[Start Dataset rows]
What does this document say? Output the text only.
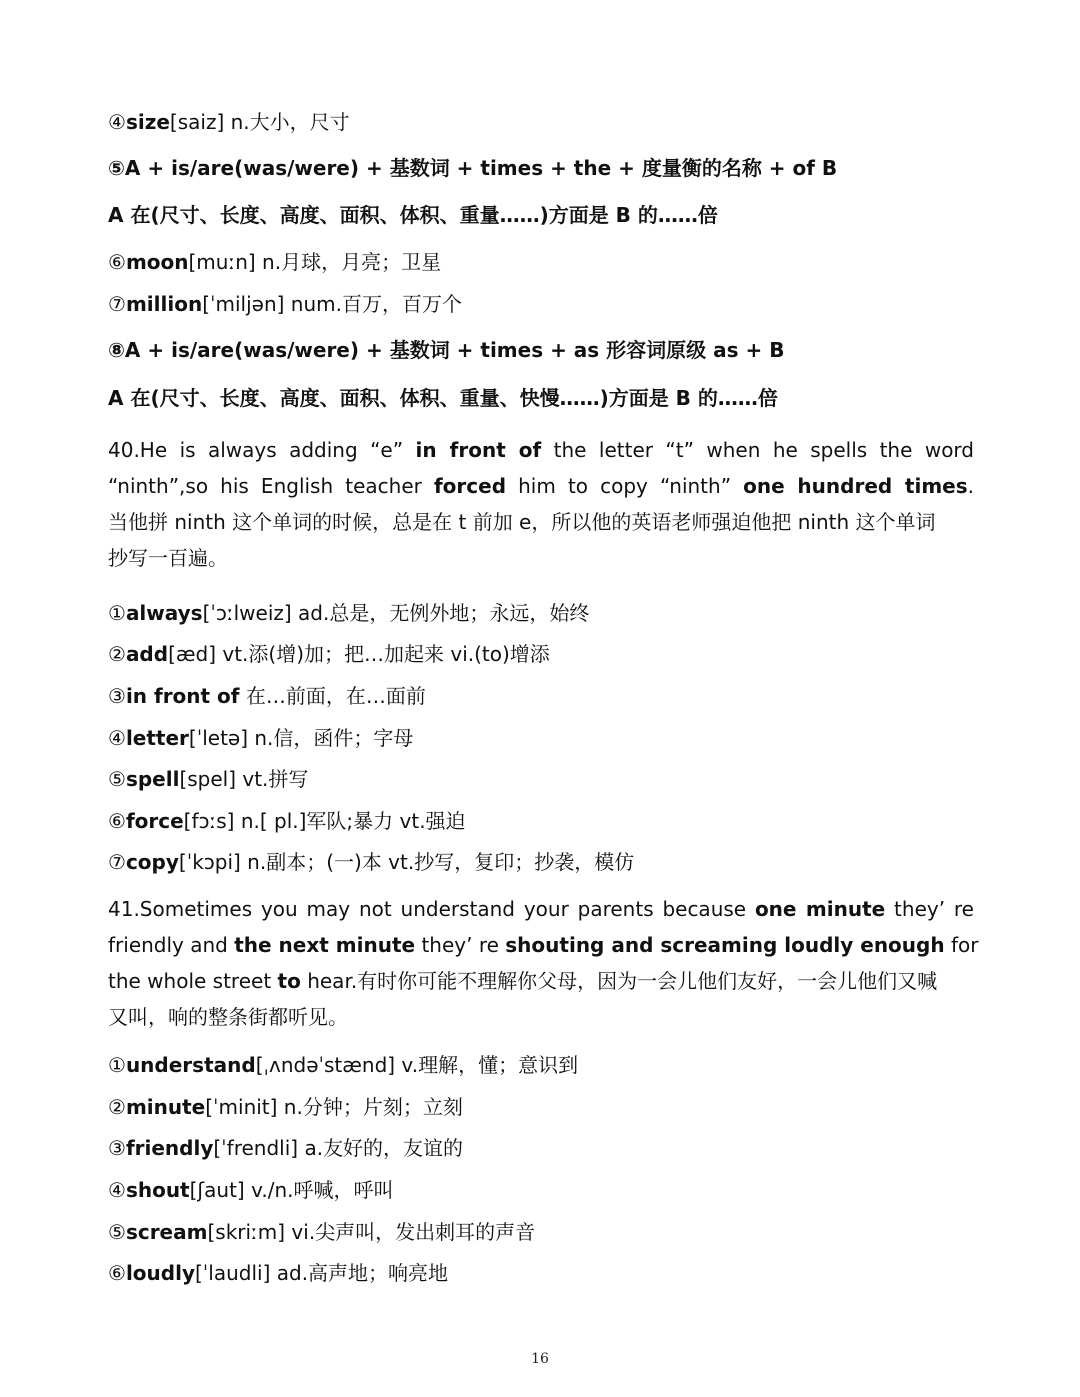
④size[saiz] n.大小，尺寸
⑤A + is/are(was/were) + 基数词 + times + the + 度量衡的名称 + of B
A 在(尺寸、长度、高度、面积、体积、重量……)方面是 B 的……倍
⑥moon[muːn] n.月球，月亮；卫星
⑦million[ˈmiljən] num.百万，百万个
⑧A + is/are(was/were) + 基数词 + times + as 形容词原级 as + B
A 在(尺寸、长度、高度、面积、体积、重量、快慢……)方面是 B 的……倍
40.He is always adding “e” in front of the letter “t” when he spells the word
“ninth”,so his English teacher forced him to copy “ninth” one hundred times.
当他拼 ninth 这个单词的时候，总是在 t 前加 e，所以他的英语老师强迫他把 ninth 这个单词
抄写一百遍。
①always[ˈɔːlweiz] ad.总是，无例外地；永远，始终
②add[æd] vt.添(增)加；把…加起来 vi.(to)增添
③in front of 在…前面，在…面前
④letter[ˈletə] n.信，函件；字母
⑤spell[spel] vt.拼写
⑥force[fɔːs] n.[ pl.]军队;暴力 vt.强迫
⑦copy[ˈkɔpi] n.副本；(一)本 vt.抄写，复印；抄袭，模仿
41.Sometimes you may not understand your parents because one minute they’ re
friendly and the next minute they’ re shouting and screaming loudly enough for
the whole street to hear.有时你可能不理解你父母，因为一会儿他们友好，一会儿他们又喊
又叫，响的整条街都听见。
①understand[ˌʌndəˈstænd] v.理解，懂；意识到
②minute[ˈminit] n.分钟；片刻；立刻
③friendly[ˈfrendli] a.友好的，友谊的
④shout[ʃaut] v./n.呼喊，呼叫
⑤scream[skriːm] vi.尖声叫，发出刺耳的声音
⑥loudly[ˈlaudli] ad.高声地；响亮地
16
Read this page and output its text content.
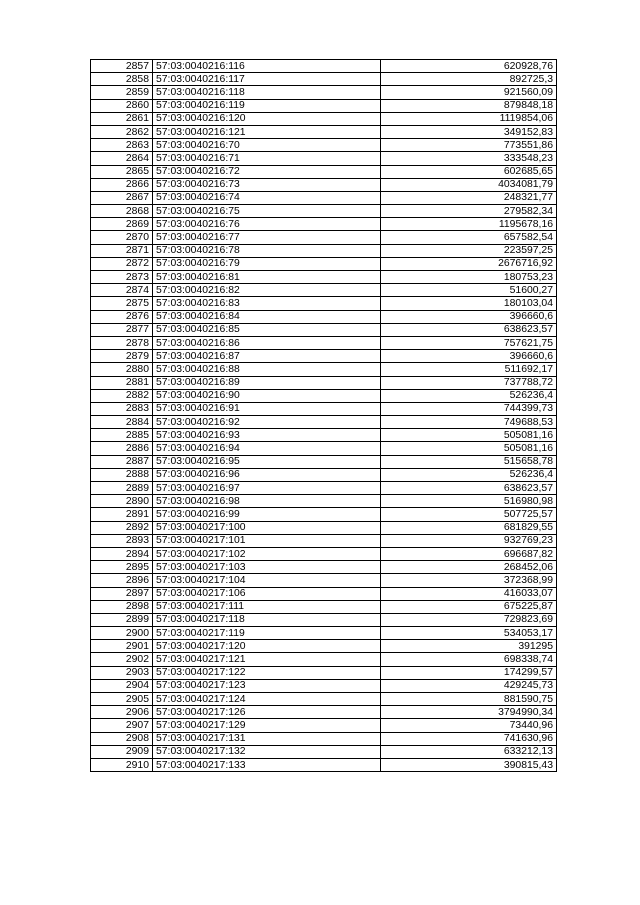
2857	57:03:0040216:116	620928,76
2858	57:03:0040216:117	892725,3
2859	57:03:0040216:118	921560,09
2860	57:03:0040216:119	879848,18
2861	57:03:0040216:120	1119854,06
2862	57:03:0040216:121	349152,83
2863	57:03:0040216:70	773551,86
2864	57:03:0040216:71	333548,23
2865	57:03:0040216:72	602685,65
2866	57:03:0040216:73	4034081,79
2867	57:03:0040216:74	248321,77
2868	57:03:0040216:75	279582,34
2869	57:03:0040216:76	1195678,16
2870	57:03:0040216:77	657582,54
2871	57:03:0040216:78	223597,25
2872	57:03:0040216:79	2676716,92
2873	57:03:0040216:81	180753,23
2874	57:03:0040216:82	51600,27
2875	57:03:0040216:83	180103,04
2876	57:03:0040216:84	396660,6
2877	57:03:0040216:85	638623,57
2878	57:03:0040216:86	757621,75
2879	57:03:0040216:87	396660,6
2880	57:03:0040216:88	511692,17
2881	57:03:0040216:89	737788,72
2882	57:03:0040216:90	526236,4
2883	57:03:0040216:91	744399,73
2884	57:03:0040216:92	749688,53
2885	57:03:0040216:93	505081,16
2886	57:03:0040216:94	505081,16
2887	57:03:0040216:95	515658,78
2888	57:03:0040216:96	526236,4
2889	57:03:0040216:97	638623,57
2890	57:03:0040216:98	516980,98
2891	57:03:0040216:99	507725,57
2892	57:03:0040217:100	681829,55
2893	57:03:0040217:101	932769,23
2894	57:03:0040217:102	696687,82
2895	57:03:0040217:103	268452,06
2896	57:03:0040217:104	372368,99
2897	57:03:0040217:106	416033,07
2898	57:03:0040217:111	675225,87
2899	57:03:0040217:118	729823,69
2900	57:03:0040217:119	534053,17
2901	57:03:0040217:120	391295
2902	57:03:0040217:121	698338,74
2903	57:03:0040217:122	174299,57
2904	57:03:0040217:123	429245,73
2905	57:03:0040217:124	881590,75
2906	57:03:0040217:126	3794990,34
2907	57:03:0040217:129	73440,96
2908	57:03:0040217:131	741630,96
2909	57:03:0040217:132	633212,13
2910	57:03:0040217:133	390815,43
[End Dataset rows]
**Work required:**
Each record should be quoted exactly, with the images omitted.

**Solution to this problem:**
What does this document say? Output the text only.
④size[saiz] n.大小，尺寸
⑤A + is/are(was/were) + 基数词 + times + the + 度量衡的名称 + of B
A 在(尺寸、长度、高度、面积、体积、重量……)方面是 B 的……倍
⑥moon[muːn] n.月球，月亮；卫星
⑦million[ˈmiljən] num.百万，百万个
⑧A + is/are(was/were) + 基数词 + times + as 形容词原级 as + B
A 在(尺寸、长度、高度、面积、体积、重量、快慢……)方面是 B 的……倍
40.He is always adding “e” in front of the letter “t” when he spells the word
“ninth”,so his English teacher forced him to copy “ninth” one hundred times.
当他拼 ninth 这个单词的时候，总是在 t 前加 e，所以他的英语老师强迫他把 ninth 这个单词
抄写一百遍。
①always[ˈɔːlweiz] ad.总是，无例外地；永远，始终
②add[æd] vt.添(增)加；把…加起来 vi.(to)增添
③in front of 在…前面，在…面前
④letter[ˈletə] n.信，函件；字母
⑤spell[spel] vt.拼写
⑥force[fɔːs] n.[ pl.]军队;暴力 vt.强迫
⑦copy[ˈkɔpi] n.副本；(一)本 vt.抄写，复印；抄袭，模仿
41.Sometimes you may not understand your parents because one minute they’ re
friendly and the next minute they’ re shouting and screaming loudly enough for
the whole street to hear.有时你可能不理解你父母，因为一会儿他们友好，一会儿他们又喊
又叫，响的整条街都听见。
①understand[ˌʌndəˈstænd] v.理解，懂；意识到
②minute[ˈminit] n.分钟；片刻；立刻
③friendly[ˈfrendli] a.友好的，友谊的
④shout[ʃaut] v./n.呼喊，呼叫
⑤scream[skriːm] vi.尖声叫，发出刺耳的声音
⑥loudly[ˈlaudli] ad.高声地；响亮地
16
Read this page and output its text content.
2857	57:03:0040216:116	620928,76
2858	57:03:0040216:117	892725,3
2859	57:03:0040216:118	921560,09
2860	57:03:0040216:119	879848,18
2861	57:03:0040216:120	1119854,06
2862	57:03:0040216:121	349152,83
2863	57:03:0040216:70	773551,86
2864	57:03:0040216:71	333548,23
2865	57:03:0040216:72	602685,65
2866	57:03:0040216:73	4034081,79
2867	57:03:0040216:74	248321,77
2868	57:03:0040216:75	279582,34
2869	57:03:0040216:76	1195678,16
2870	57:03:0040216:77	657582,54
2871	57:03:0040216:78	223597,25
2872	57:03:0040216:79	2676716,92
2873	57:03:0040216:81	180753,23
2874	57:03:0040216:82	51600,27
2875	57:03:0040216:83	180103,04
2876	57:03:0040216:84	396660,6
2877	57:03:0040216:85	638623,57
2878	57:03:0040216:86	757621,75
2879	57:03:0040216:87	396660,6
2880	57:03:0040216:88	511692,17
2881	57:03:0040216:89	737788,72
2882	57:03:0040216:90	526236,4
2883	57:03:0040216:91	744399,73
2884	57:03:0040216:92	749688,53
2885	57:03:0040216:93	505081,16
2886	57:03:0040216:94	505081,16
2887	57:03:0040216:95	515658,78
2888	57:03:0040216:96	526236,4
2889	57:03:0040216:97	638623,57
2890	57:03:0040216:98	516980,98
2891	57:03:0040216:99	507725,57
2892	57:03:0040217:100	681829,55
2893	57:03:0040217:101	932769,23
2894	57:03:0040217:102	696687,82
2895	57:03:0040217:103	268452,06
2896	57:03:0040217:104	372368,99
2897	57:03:0040217:106	416033,07
2898	57:03:0040217:111	675225,87
2899	57:03:0040217:118	729823,69
2900	57:03:0040217:119	534053,17
2901	57:03:0040217:120	391295
2902	57:03:0040217:121	698338,74
2903	57:03:0040217:122	174299,57
2904	57:03:0040217:123	429245,73
2905	57:03:0040217:124	881590,75
2906	57:03:0040217:126	3794990,34
2907	57:03:0040217:129	73440,96
2908	57:03:0040217:131	741630,96
2909	57:03:0040217:132	633212,13
2910	57:03:0040217:133	390815,43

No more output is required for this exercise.